# WHAT YOU HAVE TO DO
Retype the listing that follows, word for word.

>> Begin DATA SUPPLIED

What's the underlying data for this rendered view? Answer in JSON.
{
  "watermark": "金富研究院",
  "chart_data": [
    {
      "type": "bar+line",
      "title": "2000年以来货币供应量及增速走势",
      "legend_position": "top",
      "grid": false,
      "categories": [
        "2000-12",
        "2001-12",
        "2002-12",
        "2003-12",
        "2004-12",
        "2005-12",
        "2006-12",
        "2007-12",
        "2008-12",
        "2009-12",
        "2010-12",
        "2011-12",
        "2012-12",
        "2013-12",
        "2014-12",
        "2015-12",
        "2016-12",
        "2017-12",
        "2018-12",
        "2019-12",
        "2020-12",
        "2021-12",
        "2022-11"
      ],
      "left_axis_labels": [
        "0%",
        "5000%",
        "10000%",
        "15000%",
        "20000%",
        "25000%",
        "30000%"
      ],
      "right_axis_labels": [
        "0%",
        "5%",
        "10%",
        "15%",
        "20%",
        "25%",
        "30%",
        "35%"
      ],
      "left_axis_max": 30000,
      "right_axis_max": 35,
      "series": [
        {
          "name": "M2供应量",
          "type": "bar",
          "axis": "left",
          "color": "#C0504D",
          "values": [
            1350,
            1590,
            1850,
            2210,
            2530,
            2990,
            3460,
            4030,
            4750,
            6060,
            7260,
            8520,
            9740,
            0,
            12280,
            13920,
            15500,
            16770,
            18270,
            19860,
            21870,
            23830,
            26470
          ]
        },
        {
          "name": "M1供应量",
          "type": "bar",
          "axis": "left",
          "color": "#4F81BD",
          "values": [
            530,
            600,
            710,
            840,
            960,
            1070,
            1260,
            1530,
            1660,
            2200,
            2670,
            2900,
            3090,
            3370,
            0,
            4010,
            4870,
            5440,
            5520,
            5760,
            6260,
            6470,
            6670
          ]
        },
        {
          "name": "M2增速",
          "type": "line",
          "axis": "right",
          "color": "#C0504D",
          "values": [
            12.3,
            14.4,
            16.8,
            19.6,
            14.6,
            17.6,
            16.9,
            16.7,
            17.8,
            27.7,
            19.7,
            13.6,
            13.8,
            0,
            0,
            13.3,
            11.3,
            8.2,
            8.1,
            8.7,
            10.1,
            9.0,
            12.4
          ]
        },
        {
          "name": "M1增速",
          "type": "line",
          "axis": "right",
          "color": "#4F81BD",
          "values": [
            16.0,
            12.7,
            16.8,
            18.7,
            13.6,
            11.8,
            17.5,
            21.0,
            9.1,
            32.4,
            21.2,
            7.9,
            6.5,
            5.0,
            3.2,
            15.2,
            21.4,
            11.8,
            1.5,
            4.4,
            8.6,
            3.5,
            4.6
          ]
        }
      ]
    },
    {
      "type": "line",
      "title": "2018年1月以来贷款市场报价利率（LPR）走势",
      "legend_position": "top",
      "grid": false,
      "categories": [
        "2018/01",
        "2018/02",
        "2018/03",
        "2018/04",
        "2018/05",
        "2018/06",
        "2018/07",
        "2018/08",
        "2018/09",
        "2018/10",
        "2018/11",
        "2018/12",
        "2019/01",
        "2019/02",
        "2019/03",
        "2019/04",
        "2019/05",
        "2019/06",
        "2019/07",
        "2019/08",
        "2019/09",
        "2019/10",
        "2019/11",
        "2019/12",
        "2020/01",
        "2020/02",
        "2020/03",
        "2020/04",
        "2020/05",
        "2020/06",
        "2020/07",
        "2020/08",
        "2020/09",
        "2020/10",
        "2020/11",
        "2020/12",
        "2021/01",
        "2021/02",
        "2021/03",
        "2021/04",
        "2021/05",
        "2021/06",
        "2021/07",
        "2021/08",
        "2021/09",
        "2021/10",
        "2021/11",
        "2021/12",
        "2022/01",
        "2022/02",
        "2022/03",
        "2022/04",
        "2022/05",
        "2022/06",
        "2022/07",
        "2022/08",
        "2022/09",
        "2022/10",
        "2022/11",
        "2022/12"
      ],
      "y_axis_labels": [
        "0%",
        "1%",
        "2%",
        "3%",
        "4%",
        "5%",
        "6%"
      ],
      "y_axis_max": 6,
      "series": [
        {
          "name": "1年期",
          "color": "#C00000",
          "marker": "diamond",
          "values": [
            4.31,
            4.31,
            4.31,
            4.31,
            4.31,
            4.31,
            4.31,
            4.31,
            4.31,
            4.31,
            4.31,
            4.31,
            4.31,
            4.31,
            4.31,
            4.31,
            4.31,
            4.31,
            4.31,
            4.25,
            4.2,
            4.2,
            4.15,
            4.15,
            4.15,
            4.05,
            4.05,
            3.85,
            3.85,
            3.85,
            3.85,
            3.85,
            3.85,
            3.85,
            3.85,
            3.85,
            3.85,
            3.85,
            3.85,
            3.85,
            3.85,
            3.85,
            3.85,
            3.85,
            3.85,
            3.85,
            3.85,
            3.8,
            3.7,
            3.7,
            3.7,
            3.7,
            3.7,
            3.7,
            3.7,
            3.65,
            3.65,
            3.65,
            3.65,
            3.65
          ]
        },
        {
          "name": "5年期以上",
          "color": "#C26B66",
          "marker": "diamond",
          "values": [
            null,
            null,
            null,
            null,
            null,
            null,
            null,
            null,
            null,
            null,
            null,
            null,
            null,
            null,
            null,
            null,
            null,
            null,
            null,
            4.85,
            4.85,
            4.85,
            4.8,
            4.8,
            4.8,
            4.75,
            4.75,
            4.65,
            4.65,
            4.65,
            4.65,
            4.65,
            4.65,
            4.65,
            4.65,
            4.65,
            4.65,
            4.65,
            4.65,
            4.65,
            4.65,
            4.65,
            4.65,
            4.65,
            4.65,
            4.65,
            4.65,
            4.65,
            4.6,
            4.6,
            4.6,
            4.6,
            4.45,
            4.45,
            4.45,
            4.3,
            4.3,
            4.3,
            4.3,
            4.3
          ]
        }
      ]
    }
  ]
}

>> End DATA SUPPLIED

# COMPLETED EXERCISE
What's the underlying data for this rendered view? Answer in JSON.
{
  "watermark": "金富研究院",
  "chart_data": [
    {
      "type": "bar+line",
      "title": "2000年以来货币供应量及增速走势",
      "legend_position": "top",
      "grid": false,
      "categories": [
        "2000-12",
        "2001-12",
        "2002-12",
        "2003-12",
        "2004-12",
        "2005-12",
        "2006-12",
        "2007-12",
        "2008-12",
        "2009-12",
        "2010-12",
        "2011-12",
        "2012-12",
        "2013-12",
        "2014-12",
        "2015-12",
        "2016-12",
        "2017-12",
        "2018-12",
        "2019-12",
        "2020-12",
        "2021-12",
        "2022-11"
      ],
      "left_axis_labels": [
        "0%",
        "5000%",
        "10000%",
        "15000%",
        "20000%",
        "25000%",
        "30000%"
      ],
      "right_axis_labels": [
        "0%",
        "5%",
        "10%",
        "15%",
        "20%",
        "25%",
        "30%",
        "35%"
      ],
      "left_axis_max": 30000,
      "right_axis_max": 35,
      "series": [
        {
          "name": "M2供应量",
          "type": "bar",
          "axis": "left",
          "color": "#C0504D",
          "values": [
            1350,
            1590,
            1850,
            2210,
            2530,
            2990,
            3460,
            4030,
            4750,
            6060,
            7260,
            8520,
            9740,
            0,
            12280,
            13920,
            15500,
            16770,
            18270,
            19860,
            21870,
            23830,
            26470
          ]
        },
        {
          "name": "M1供应量",
          "type": "bar",
          "axis": "left",
          "color": "#4F81BD",
          "values": [
            530,
            600,
            710,
            840,
            960,
            1070,
            1260,
            1530,
            1660,
            2200,
            2670,
            2900,
            3090,
            3370,
            0,
            4010,
            4870,
            5440,
            5520,
            5760,
            6260,
            6470,
            6670
          ]
        },
        {
          "name": "M2增速",
          "type": "line",
          "axis": "right",
          "color": "#C0504D",
          "values": [
            12.3,
            14.4,
            16.8,
            19.6,
            14.6,
            17.6,
            16.9,
            16.7,
            17.8,
            27.7,
            19.7,
            13.6,
            13.8,
            0,
            0,
            13.3,
            11.3,
            8.2,
            8.1,
            8.7,
            10.1,
            9.0,
            12.4
          ]
        },
        {
          "name": "M1增速",
          "type": "line",
          "axis": "right",
          "color": "#4F81BD",
          "values": [
            16.0,
            12.7,
            16.8,
            18.7,
            13.6,
            11.8,
            17.5,
            21.0,
            9.1,
            32.4,
            21.2,
            7.9,
            6.5,
            5.0,
            3.2,
            15.2,
            21.4,
            11.8,
            1.5,
            4.4,
            8.6,
            3.5,
            4.6
          ]
        }
      ]
    },
    {
      "type": "line",
      "title": "2018年1月以来贷款市场报价利率（LPR）走势",
      "legend_position": "top",
      "grid": false,
      "categories": [
        "2018/01",
        "2018/02",
        "2018/03",
        "2018/04",
        "2018/05",
        "2018/06",
        "2018/07",
        "2018/08",
        "2018/09",
        "2018/10",
        "2018/11",
        "2018/12",
        "2019/01",
        "2019/02",
        "2019/03",
        "2019/04",
        "2019/05",
        "2019/06",
        "2019/07",
        "2019/08",
        "2019/09",
        "2019/10",
        "2019/11",
        "2019/12",
        "2020/01",
        "2020/02",
        "2020/03",
        "2020/04",
        "2020/05",
        "2020/06",
        "2020/07",
        "2020/08",
        "2020/09",
        "2020/10",
        "2020/11",
        "2020/12",
        "2021/01",
        "2021/02",
        "2021/03",
        "2021/04",
        "2021/05",
        "2021/06",
        "2021/07",
        "2021/08",
        "2021/09",
        "2021/10",
        "2021/11",
        "2021/12",
        "2022/01",
        "2022/02",
        "2022/03",
        "2022/04",
        "2022/05",
        "2022/06",
        "2022/07",
        "2022/08",
        "2022/09",
        "2022/10",
        "2022/11",
        "2022/12"
      ],
      "y_axis_labels": [
        "0%",
        "1%",
        "2%",
        "3%",
        "4%",
        "5%",
        "6%"
      ],
      "y_axis_max": 6,
      "series": [
        {
          "name": "1年期",
          "color": "#C00000",
          "marker": "diamond",
          "values": [
            4.31,
            4.31,
            4.31,
            4.31,
            4.31,
            4.31,
            4.31,
            4.31,
            4.31,
            4.31,
            4.31,
            4.31,
            4.31,
            4.31,
            4.31,
            4.31,
            4.31,
            4.31,
            4.31,
            4.25,
            4.2,
            4.2,
            4.15,
            4.15,
            4.15,
            4.05,
            4.05,
            3.85,
            3.85,
            3.85,
            3.85,
            3.85,
            3.85,
            3.85,
            3.85,
            3.85,
            3.85,
            3.85,
            3.85,
            3.85,
            3.85,
            3.85,
            3.85,
            3.85,
            3.85,
            3.85,
            3.85,
            3.8,
            3.7,
            3.7,
            3.7,
            3.7,
            3.7,
            3.7,
            3.7,
            3.65,
            3.65,
            3.65,
            3.65,
            3.65
          ]
        },
        {
          "name": "5年期以上",
          "color": "#C26B66",
          "marker": "diamond",
          "values": [
            null,
            null,
            null,
            null,
            null,
            null,
            null,
            null,
            null,
            null,
            null,
            null,
            null,
            null,
            null,
            null,
            null,
            null,
            null,
            4.85,
            4.85,
            4.85,
            4.8,
            4.8,
            4.8,
            4.75,
            4.75,
            4.65,
            4.65,
            4.65,
            4.65,
            4.65,
            4.65,
            4.65,
            4.65,
            4.65,
            4.65,
            4.65,
            4.65,
            4.65,
            4.65,
            4.65,
            4.65,
            4.65,
            4.65,
            4.65,
            4.65,
            4.65,
            4.6,
            4.6,
            4.6,
            4.6,
            4.45,
            4.45,
            4.45,
            4.3,
            4.3,
            4.3,
            4.3,
            4.3
          ]
        }
      ]
    }
  ]
}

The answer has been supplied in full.